• Items from a figure collection:
==*==

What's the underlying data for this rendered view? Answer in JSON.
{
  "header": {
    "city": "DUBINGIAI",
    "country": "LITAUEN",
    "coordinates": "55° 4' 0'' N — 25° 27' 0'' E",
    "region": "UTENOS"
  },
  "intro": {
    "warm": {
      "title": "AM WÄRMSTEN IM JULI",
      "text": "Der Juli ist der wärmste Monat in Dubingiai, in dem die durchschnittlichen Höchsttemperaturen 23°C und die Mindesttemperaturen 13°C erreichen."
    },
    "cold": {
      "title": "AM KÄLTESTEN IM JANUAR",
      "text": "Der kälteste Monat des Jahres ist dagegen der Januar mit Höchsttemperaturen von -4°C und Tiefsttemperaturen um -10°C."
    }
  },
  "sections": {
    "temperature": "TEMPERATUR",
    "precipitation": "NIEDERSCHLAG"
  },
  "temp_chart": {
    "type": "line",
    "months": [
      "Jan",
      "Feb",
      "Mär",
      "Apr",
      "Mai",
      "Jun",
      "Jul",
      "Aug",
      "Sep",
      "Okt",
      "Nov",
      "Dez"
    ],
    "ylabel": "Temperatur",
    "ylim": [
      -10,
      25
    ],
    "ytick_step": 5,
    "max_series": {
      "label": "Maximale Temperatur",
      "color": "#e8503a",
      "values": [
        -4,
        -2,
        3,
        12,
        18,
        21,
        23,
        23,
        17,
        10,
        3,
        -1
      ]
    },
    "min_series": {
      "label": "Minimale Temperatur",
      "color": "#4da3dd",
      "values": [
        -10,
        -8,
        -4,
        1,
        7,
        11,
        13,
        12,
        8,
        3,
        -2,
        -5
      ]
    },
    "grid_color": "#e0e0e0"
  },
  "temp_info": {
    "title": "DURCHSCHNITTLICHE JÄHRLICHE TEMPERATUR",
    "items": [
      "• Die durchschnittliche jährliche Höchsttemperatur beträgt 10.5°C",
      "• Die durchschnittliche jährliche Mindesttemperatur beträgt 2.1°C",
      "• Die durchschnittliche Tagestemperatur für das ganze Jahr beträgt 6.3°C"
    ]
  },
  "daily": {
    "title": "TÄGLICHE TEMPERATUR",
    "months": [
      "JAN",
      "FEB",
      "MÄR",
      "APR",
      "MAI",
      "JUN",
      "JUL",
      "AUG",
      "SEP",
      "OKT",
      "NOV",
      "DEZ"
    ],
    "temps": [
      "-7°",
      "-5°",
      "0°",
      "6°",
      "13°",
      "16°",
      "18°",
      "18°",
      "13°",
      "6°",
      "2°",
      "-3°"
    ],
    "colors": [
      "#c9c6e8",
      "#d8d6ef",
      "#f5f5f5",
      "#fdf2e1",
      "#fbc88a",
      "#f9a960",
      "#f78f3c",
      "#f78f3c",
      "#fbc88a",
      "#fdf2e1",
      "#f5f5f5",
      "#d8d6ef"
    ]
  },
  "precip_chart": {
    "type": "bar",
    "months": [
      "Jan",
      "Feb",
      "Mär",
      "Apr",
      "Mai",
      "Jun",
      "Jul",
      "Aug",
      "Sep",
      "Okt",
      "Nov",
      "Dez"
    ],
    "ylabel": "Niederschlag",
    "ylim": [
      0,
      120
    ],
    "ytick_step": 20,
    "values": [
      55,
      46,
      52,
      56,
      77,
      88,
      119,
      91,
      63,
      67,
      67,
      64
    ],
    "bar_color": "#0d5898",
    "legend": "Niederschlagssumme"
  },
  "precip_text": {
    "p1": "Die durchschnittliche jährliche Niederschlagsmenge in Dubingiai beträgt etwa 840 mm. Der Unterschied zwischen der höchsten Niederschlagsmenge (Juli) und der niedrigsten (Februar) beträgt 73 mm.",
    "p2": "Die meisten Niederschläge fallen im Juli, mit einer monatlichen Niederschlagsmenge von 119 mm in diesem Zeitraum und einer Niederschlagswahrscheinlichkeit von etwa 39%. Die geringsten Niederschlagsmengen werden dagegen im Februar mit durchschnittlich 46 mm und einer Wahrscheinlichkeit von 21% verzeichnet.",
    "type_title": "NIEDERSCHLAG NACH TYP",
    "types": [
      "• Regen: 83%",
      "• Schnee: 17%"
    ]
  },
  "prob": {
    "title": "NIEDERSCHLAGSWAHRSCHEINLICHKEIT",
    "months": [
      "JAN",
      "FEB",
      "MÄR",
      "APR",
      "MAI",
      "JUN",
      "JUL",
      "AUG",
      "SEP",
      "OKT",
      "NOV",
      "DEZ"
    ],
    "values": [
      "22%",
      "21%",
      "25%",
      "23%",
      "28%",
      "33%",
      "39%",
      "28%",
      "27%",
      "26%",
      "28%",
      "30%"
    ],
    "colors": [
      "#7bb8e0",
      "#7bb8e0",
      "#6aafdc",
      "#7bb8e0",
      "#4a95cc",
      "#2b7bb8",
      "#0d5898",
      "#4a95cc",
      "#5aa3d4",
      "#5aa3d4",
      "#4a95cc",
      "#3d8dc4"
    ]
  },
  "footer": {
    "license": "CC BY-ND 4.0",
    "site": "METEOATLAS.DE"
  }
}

==*==

• TO BE DONE: Repeat every entry exactly, please.

• RESULT:
What's the underlying data for this rendered view? Answer in JSON.
{
  "header": {
    "city": "DUBINGIAI",
    "country": "LITAUEN",
    "coordinates": "55° 4' 0'' N — 25° 27' 0'' E",
    "region": "UTENOS"
  },
  "intro": {
    "warm": {
      "title": "AM WÄRMSTEN IM JULI",
      "text": "Der Juli ist der wärmste Monat in Dubingiai, in dem die durchschnittlichen Höchsttemperaturen 23°C und die Mindesttemperaturen 13°C erreichen."
    },
    "cold": {
      "title": "AM KÄLTESTEN IM JANUAR",
      "text": "Der kälteste Monat des Jahres ist dagegen der Januar mit Höchsttemperaturen von -4°C und Tiefsttemperaturen um -10°C."
    }
  },
  "sections": {
    "temperature": "TEMPERATUR",
    "precipitation": "NIEDERSCHLAG"
  },
  "temp_chart": {
    "type": "line",
    "months": [
      "Jan",
      "Feb",
      "Mär",
      "Apr",
      "Mai",
      "Jun",
      "Jul",
      "Aug",
      "Sep",
      "Okt",
      "Nov",
      "Dez"
    ],
    "ylabel": "Temperatur",
    "ylim": [
      -10,
      25
    ],
    "ytick_step": 5,
    "max_series": {
      "label": "Maximale Temperatur",
      "color": "#e8503a",
      "values": [
        -4,
        -2,
        3,
        12,
        18,
        21,
        23,
        23,
        17,
        10,
        3,
        -1
      ]
    },
    "min_series": {
      "label": "Minimale Temperatur",
      "color": "#4da3dd",
      "values": [
        -10,
        -8,
        -4,
        1,
        7,
        11,
        13,
        12,
        8,
        3,
        -2,
        -5
      ]
    },
    "grid_color": "#e0e0e0"
  },
  "temp_info": {
    "title": "DURCHSCHNITTLICHE JÄHRLICHE TEMPERATUR",
    "items": [
      "• Die durchschnittliche jährliche Höchsttemperatur beträgt 10.5°C",
      "• Die durchschnittliche jährliche Mindesttemperatur beträgt 2.1°C",
      "• Die durchschnittliche Tagestemperatur für das ganze Jahr beträgt 6.3°C"
    ]
  },
  "daily": {
    "title": "TÄGLICHE TEMPERATUR",
    "months": [
      "JAN",
      "FEB",
      "MÄR",
      "APR",
      "MAI",
      "JUN",
      "JUL",
      "AUG",
      "SEP",
      "OKT",
      "NOV",
      "DEZ"
    ],
    "temps": [
      "-7°",
      "-5°",
      "0°",
      "6°",
      "13°",
      "16°",
      "18°",
      "18°",
      "13°",
      "6°",
      "2°",
      "-3°"
    ],
    "colors": [
      "#c9c6e8",
      "#d8d6ef",
      "#f5f5f5",
      "#fdf2e1",
      "#fbc88a",
      "#f9a960",
      "#f78f3c",
      "#f78f3c",
      "#fbc88a",
      "#fdf2e1",
      "#f5f5f5",
      "#d8d6ef"
    ]
  },
  "precip_chart": {
    "type": "bar",
    "months": [
      "Jan",
      "Feb",
      "Mär",
      "Apr",
      "Mai",
      "Jun",
      "Jul",
      "Aug",
      "Sep",
      "Okt",
      "Nov",
      "Dez"
    ],
    "ylabel": "Niederschlag",
    "ylim": [
      0,
      120
    ],
    "ytick_step": 20,
    "values": [
      55,
      46,
      52,
      56,
      77,
      88,
      119,
      91,
      63,
      67,
      67,
      64
    ],
    "bar_color": "#0d5898",
    "legend": "Niederschlagssumme"
  },
  "precip_text": {
    "p1": "Die durchschnittliche jährliche Niederschlagsmenge in Dubingiai beträgt etwa 840 mm. Der Unterschied zwischen der höchsten Niederschlagsmenge (Juli) und der niedrigsten (Februar) beträgt 73 mm.",
    "p2": "Die meisten Niederschläge fallen im Juli, mit einer monatlichen Niederschlagsmenge von 119 mm in diesem Zeitraum und einer Niederschlagswahrscheinlichkeit von etwa 39%. Die geringsten Niederschlagsmengen werden dagegen im Februar mit durchschnittlich 46 mm und einer Wahrscheinlichkeit von 21% verzeichnet.",
    "type_title": "NIEDERSCHLAG NACH TYP",
    "types": [
      "• Regen: 83%",
      "• Schnee: 17%"
    ]
  },
  "prob": {
    "title": "NIEDERSCHLAGSWAHRSCHEINLICHKEIT",
    "months": [
      "JAN",
      "FEB",
      "MÄR",
      "APR",
      "MAI",
      "JUN",
      "JUL",
      "AUG",
      "SEP",
      "OKT",
      "NOV",
      "DEZ"
    ],
    "values": [
      "22%",
      "21%",
      "25%",
      "23%",
      "28%",
      "33%",
      "39%",
      "28%",
      "27%",
      "26%",
      "28%",
      "30%"
    ],
    "colors": [
      "#7bb8e0",
      "#7bb8e0",
      "#6aafdc",
      "#7bb8e0",
      "#4a95cc",
      "#2b7bb8",
      "#0d5898",
      "#4a95cc",
      "#5aa3d4",
      "#5aa3d4",
      "#4a95cc",
      "#3d8dc4"
    ]
  },
  "footer": {
    "license": "CC BY-ND 4.0",
    "site": "METEOATLAS.DE"
  }
}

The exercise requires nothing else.